▶ WRITTEN TASK:
Print all the data, keeping every line exactly as it is.

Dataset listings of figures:
[Begin]
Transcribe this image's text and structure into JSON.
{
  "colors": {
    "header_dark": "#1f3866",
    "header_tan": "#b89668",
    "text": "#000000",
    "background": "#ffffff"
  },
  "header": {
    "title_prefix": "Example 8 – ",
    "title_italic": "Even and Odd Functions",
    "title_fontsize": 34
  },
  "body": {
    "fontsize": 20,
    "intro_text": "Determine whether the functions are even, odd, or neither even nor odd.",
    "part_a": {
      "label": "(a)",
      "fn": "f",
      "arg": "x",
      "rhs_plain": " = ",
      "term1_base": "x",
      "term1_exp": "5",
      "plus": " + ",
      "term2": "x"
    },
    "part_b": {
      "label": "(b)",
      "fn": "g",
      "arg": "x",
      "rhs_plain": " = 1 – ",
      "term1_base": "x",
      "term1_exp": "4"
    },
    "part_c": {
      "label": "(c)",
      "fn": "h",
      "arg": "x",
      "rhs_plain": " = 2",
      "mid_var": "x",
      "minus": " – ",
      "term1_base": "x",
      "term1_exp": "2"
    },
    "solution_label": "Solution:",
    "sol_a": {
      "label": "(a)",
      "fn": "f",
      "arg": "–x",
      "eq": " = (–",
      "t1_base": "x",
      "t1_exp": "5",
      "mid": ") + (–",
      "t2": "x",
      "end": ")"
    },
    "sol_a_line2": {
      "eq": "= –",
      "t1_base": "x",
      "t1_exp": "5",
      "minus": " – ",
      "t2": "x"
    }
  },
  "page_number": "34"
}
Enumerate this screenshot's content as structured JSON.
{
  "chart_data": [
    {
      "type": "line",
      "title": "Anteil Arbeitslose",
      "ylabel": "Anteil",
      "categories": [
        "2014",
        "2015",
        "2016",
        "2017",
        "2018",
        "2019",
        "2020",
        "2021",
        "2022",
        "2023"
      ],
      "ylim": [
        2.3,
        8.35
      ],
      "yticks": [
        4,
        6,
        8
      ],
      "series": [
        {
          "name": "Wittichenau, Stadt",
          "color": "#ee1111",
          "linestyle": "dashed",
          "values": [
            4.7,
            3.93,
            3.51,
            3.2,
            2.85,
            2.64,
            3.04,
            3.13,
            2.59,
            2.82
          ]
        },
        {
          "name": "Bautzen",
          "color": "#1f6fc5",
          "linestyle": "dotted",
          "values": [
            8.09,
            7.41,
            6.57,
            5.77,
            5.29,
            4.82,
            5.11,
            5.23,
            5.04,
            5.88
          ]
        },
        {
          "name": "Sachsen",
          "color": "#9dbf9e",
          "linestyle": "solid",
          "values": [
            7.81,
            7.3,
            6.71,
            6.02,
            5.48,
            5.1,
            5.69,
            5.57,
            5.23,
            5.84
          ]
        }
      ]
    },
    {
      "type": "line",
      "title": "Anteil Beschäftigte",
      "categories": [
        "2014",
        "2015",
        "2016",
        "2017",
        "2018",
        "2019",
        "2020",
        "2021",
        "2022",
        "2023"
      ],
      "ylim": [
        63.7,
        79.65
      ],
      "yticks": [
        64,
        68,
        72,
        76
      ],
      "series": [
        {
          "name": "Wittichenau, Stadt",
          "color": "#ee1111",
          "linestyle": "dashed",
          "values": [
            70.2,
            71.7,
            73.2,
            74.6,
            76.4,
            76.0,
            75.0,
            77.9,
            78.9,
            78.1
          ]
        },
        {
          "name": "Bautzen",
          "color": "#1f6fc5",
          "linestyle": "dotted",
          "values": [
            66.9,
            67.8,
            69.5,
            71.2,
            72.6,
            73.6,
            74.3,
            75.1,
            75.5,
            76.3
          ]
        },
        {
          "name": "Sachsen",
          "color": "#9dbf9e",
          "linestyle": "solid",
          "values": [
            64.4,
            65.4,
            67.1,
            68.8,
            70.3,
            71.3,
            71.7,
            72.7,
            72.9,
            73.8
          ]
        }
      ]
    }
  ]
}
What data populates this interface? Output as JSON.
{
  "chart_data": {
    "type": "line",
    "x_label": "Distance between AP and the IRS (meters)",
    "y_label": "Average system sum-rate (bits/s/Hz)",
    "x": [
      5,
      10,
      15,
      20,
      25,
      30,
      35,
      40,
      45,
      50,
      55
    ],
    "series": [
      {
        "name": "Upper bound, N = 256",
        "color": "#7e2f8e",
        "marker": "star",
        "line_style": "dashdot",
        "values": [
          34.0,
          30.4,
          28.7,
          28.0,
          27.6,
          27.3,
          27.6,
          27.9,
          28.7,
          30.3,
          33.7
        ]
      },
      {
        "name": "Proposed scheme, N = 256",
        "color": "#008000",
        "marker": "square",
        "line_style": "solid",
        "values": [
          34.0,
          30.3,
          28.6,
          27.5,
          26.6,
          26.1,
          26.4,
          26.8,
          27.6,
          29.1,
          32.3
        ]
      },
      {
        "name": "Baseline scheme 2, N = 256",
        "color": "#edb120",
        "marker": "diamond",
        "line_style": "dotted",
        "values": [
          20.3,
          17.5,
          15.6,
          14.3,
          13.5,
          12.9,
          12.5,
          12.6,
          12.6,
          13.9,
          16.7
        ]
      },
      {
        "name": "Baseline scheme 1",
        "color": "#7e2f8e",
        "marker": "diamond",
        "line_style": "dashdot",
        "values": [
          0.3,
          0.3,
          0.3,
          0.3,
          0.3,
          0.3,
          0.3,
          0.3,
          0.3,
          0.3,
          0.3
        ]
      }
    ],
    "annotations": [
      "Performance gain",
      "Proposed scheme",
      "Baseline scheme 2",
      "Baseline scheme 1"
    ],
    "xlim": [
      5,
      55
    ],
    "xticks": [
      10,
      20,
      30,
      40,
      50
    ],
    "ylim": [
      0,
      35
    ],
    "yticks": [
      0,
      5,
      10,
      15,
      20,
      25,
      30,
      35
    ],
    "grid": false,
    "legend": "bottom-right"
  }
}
[End]
▶ REPLY:
Transcribe this image's text and structure into JSON.
{
  "colors": {
    "header_dark": "#1f3866",
    "header_tan": "#b89668",
    "text": "#000000",
    "background": "#ffffff"
  },
  "header": {
    "title_prefix": "Example 8 – ",
    "title_italic": "Even and Odd Functions",
    "title_fontsize": 34
  },
  "body": {
    "fontsize": 20,
    "intro_text": "Determine whether the functions are even, odd, or neither even nor odd.",
    "part_a": {
      "label": "(a)",
      "fn": "f",
      "arg": "x",
      "rhs_plain": " = ",
      "term1_base": "x",
      "term1_exp": "5",
      "plus": " + ",
      "term2": "x"
    },
    "part_b": {
      "label": "(b)",
      "fn": "g",
      "arg": "x",
      "rhs_plain": " = 1 – ",
      "term1_base": "x",
      "term1_exp": "4"
    },
    "part_c": {
      "label": "(c)",
      "fn": "h",
      "arg": "x",
      "rhs_plain": " = 2",
      "mid_var": "x",
      "minus": " – ",
      "term1_base": "x",
      "term1_exp": "2"
    },
    "solution_label": "Solution:",
    "sol_a": {
      "label": "(a)",
      "fn": "f",
      "arg": "–x",
      "eq": " = (–",
      "t1_base": "x",
      "t1_exp": "5",
      "mid": ") + (–",
      "t2": "x",
      "end": ")"
    },
    "sol_a_line2": {
      "eq": "= –",
      "t1_base": "x",
      "t1_exp": "5",
      "minus": " – ",
      "t2": "x"
    }
  },
  "page_number": "34"
}
Enumerate this screenshot's content as structured JSON.
{
  "chart_data": [
    {
      "type": "line",
      "title": "Anteil Arbeitslose",
      "ylabel": "Anteil",
      "categories": [
        "2014",
        "2015",
        "2016",
        "2017",
        "2018",
        "2019",
        "2020",
        "2021",
        "2022",
        "2023"
      ],
      "ylim": [
        2.3,
        8.35
      ],
      "yticks": [
        4,
        6,
        8
      ],
      "series": [
        {
          "name": "Wittichenau, Stadt",
          "color": "#ee1111",
          "linestyle": "dashed",
          "values": [
            4.7,
            3.93,
            3.51,
            3.2,
            2.85,
            2.64,
            3.04,
            3.13,
            2.59,
            2.82
          ]
        },
        {
          "name": "Bautzen",
          "color": "#1f6fc5",
          "linestyle": "dotted",
          "values": [
            8.09,
            7.41,
            6.57,
            5.77,
            5.29,
            4.82,
            5.11,
            5.23,
            5.04,
            5.88
          ]
        },
        {
          "name": "Sachsen",
          "color": "#9dbf9e",
          "linestyle": "solid",
          "values": [
            7.81,
            7.3,
            6.71,
            6.02,
            5.48,
            5.1,
            5.69,
            5.57,
            5.23,
            5.84
          ]
        }
      ]
    },
    {
      "type": "line",
      "title": "Anteil Beschäftigte",
      "categories": [
        "2014",
        "2015",
        "2016",
        "2017",
        "2018",
        "2019",
        "2020",
        "2021",
        "2022",
        "2023"
      ],
      "ylim": [
        63.7,
        79.65
      ],
      "yticks": [
        64,
        68,
        72,
        76
      ],
      "series": [
        {
          "name": "Wittichenau, Stadt",
          "color": "#ee1111",
          "linestyle": "dashed",
          "values": [
            70.2,
            71.7,
            73.2,
            74.6,
            76.4,
            76.0,
            75.0,
            77.9,
            78.9,
            78.1
          ]
        },
        {
          "name": "Bautzen",
          "color": "#1f6fc5",
          "linestyle": "dotted",
          "values": [
            66.9,
            67.8,
            69.5,
            71.2,
            72.6,
            73.6,
            74.3,
            75.1,
            75.5,
            76.3
          ]
        },
        {
          "name": "Sachsen",
          "color": "#9dbf9e",
          "linestyle": "solid",
          "values": [
            64.4,
            65.4,
            67.1,
            68.8,
            70.3,
            71.3,
            71.7,
            72.7,
            72.9,
            73.8
          ]
        }
      ]
    }
  ]
}
What data populates this interface? Output as JSON.
{
  "chart_data": {
    "type": "line",
    "x_label": "Distance between AP and the IRS (meters)",
    "y_label": "Average system sum-rate (bits/s/Hz)",
    "x": [
      5,
      10,
      15,
      20,
      25,
      30,
      35,
      40,
      45,
      50,
      55
    ],
    "series": [
      {
        "name": "Upper bound, N = 256",
        "color": "#7e2f8e",
        "marker": "star",
        "line_style": "dashdot",
        "values": [
          34.0,
          30.4,
          28.7,
          28.0,
          27.6,
          27.3,
          27.6,
          27.9,
          28.7,
          30.3,
          33.7
        ]
      },
      {
        "name": "Proposed scheme, N = 256",
        "color": "#008000",
        "marker": "square",
        "line_style": "solid",
        "values": [
          34.0,
          30.3,
          28.6,
          27.5,
          26.6,
          26.1,
          26.4,
          26.8,
          27.6,
          29.1,
          32.3
        ]
      },
      {
        "name": "Baseline scheme 2, N = 256",
        "color": "#edb120",
        "marker": "diamond",
        "line_style": "dotted",
        "values": [
          20.3,
          17.5,
          15.6,
          14.3,
          13.5,
          12.9,
          12.5,
          12.6,
          12.6,
          13.9,
          16.7
        ]
      },
      {
        "name": "Baseline scheme 1",
        "color": "#7e2f8e",
        "marker": "diamond",
        "line_style": "dashdot",
        "values": [
          0.3,
          0.3,
          0.3,
          0.3,
          0.3,
          0.3,
          0.3,
          0.3,
          0.3,
          0.3,
          0.3
        ]
      }
    ],
    "annotations": [
      "Performance gain",
      "Proposed scheme",
      "Baseline scheme 2",
      "Baseline scheme 1"
    ],
    "xlim": [
      5,
      55
    ],
    "xticks": [
      10,
      20,
      30,
      40,
      50
    ],
    "ylim": [
      0,
      35
    ],
    "yticks": [
      0,
      5,
      10,
      15,
      20,
      25,
      30,
      35
    ],
    "grid": false,
    "legend": "bottom-right"
  }
}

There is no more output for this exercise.